### Input rows

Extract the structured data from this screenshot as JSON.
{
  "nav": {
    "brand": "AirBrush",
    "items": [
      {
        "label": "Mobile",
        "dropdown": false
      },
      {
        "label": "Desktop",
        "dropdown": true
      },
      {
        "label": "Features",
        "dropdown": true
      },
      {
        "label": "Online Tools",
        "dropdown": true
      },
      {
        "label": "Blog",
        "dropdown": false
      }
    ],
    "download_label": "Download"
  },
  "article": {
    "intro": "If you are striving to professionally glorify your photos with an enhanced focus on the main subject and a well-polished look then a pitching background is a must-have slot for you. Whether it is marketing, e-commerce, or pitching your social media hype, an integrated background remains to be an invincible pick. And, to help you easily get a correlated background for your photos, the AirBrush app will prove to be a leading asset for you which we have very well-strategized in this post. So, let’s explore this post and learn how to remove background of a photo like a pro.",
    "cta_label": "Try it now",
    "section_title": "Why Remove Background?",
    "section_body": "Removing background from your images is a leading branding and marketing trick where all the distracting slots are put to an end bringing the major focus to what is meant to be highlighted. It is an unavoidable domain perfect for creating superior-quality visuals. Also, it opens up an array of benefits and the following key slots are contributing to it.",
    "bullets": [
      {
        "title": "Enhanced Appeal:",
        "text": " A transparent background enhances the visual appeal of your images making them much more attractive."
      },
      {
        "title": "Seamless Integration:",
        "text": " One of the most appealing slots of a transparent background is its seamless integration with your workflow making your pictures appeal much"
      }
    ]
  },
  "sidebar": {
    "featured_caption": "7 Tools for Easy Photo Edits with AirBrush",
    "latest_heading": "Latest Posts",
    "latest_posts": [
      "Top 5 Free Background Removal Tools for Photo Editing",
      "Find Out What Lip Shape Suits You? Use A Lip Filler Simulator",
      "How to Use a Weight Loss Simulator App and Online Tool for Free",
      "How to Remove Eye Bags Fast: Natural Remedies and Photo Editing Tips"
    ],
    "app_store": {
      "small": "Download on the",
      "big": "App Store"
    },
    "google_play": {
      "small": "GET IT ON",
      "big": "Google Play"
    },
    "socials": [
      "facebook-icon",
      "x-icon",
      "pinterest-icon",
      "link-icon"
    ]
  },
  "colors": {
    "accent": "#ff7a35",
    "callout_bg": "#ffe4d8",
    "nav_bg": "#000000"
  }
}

######

_Short task_
Your task is to retype all the records above with nothing left out.

_Written solution_
Extract the structured data from this screenshot as JSON.
{
  "nav": {
    "brand": "AirBrush",
    "items": [
      {
        "label": "Mobile",
        "dropdown": false
      },
      {
        "label": "Desktop",
        "dropdown": true
      },
      {
        "label": "Features",
        "dropdown": true
      },
      {
        "label": "Online Tools",
        "dropdown": true
      },
      {
        "label": "Blog",
        "dropdown": false
      }
    ],
    "download_label": "Download"
  },
  "article": {
    "intro": "If you are striving to professionally glorify your photos with an enhanced focus on the main subject and a well-polished look then a pitching background is a must-have slot for you. Whether it is marketing, e-commerce, or pitching your social media hype, an integrated background remains to be an invincible pick. And, to help you easily get a correlated background for your photos, the AirBrush app will prove to be a leading asset for you which we have very well-strategized in this post. So, let’s explore this post and learn how to remove background of a photo like a pro.",
    "cta_label": "Try it now",
    "section_title": "Why Remove Background?",
    "section_body": "Removing background from your images is a leading branding and marketing trick where all the distracting slots are put to an end bringing the major focus to what is meant to be highlighted. It is an unavoidable domain perfect for creating superior-quality visuals. Also, it opens up an array of benefits and the following key slots are contributing to it.",
    "bullets": [
      {
        "title": "Enhanced Appeal:",
        "text": " A transparent background enhances the visual appeal of your images making them much more attractive."
      },
      {
        "title": "Seamless Integration:",
        "text": " One of the most appealing slots of a transparent background is its seamless integration with your workflow making your pictures appeal much"
      }
    ]
  },
  "sidebar": {
    "featured_caption": "7 Tools for Easy Photo Edits with AirBrush",
    "latest_heading": "Latest Posts",
    "latest_posts": [
      "Top 5 Free Background Removal Tools for Photo Editing",
      "Find Out What Lip Shape Suits You? Use A Lip Filler Simulator",
      "How to Use a Weight Loss Simulator App and Online Tool for Free",
      "How to Remove Eye Bags Fast: Natural Remedies and Photo Editing Tips"
    ],
    "app_store": {
      "small": "Download on the",
      "big": "App Store"
    },
    "google_play": {
      "small": "GET IT ON",
      "big": "Google Play"
    },
    "socials": [
      "facebook-icon",
      "x-icon",
      "pinterest-icon",
      "link-icon"
    ]
  },
  "colors": {
    "accent": "#ff7a35",
    "callout_bg": "#ffe4d8",
    "nav_bg": "#000000"
  }
}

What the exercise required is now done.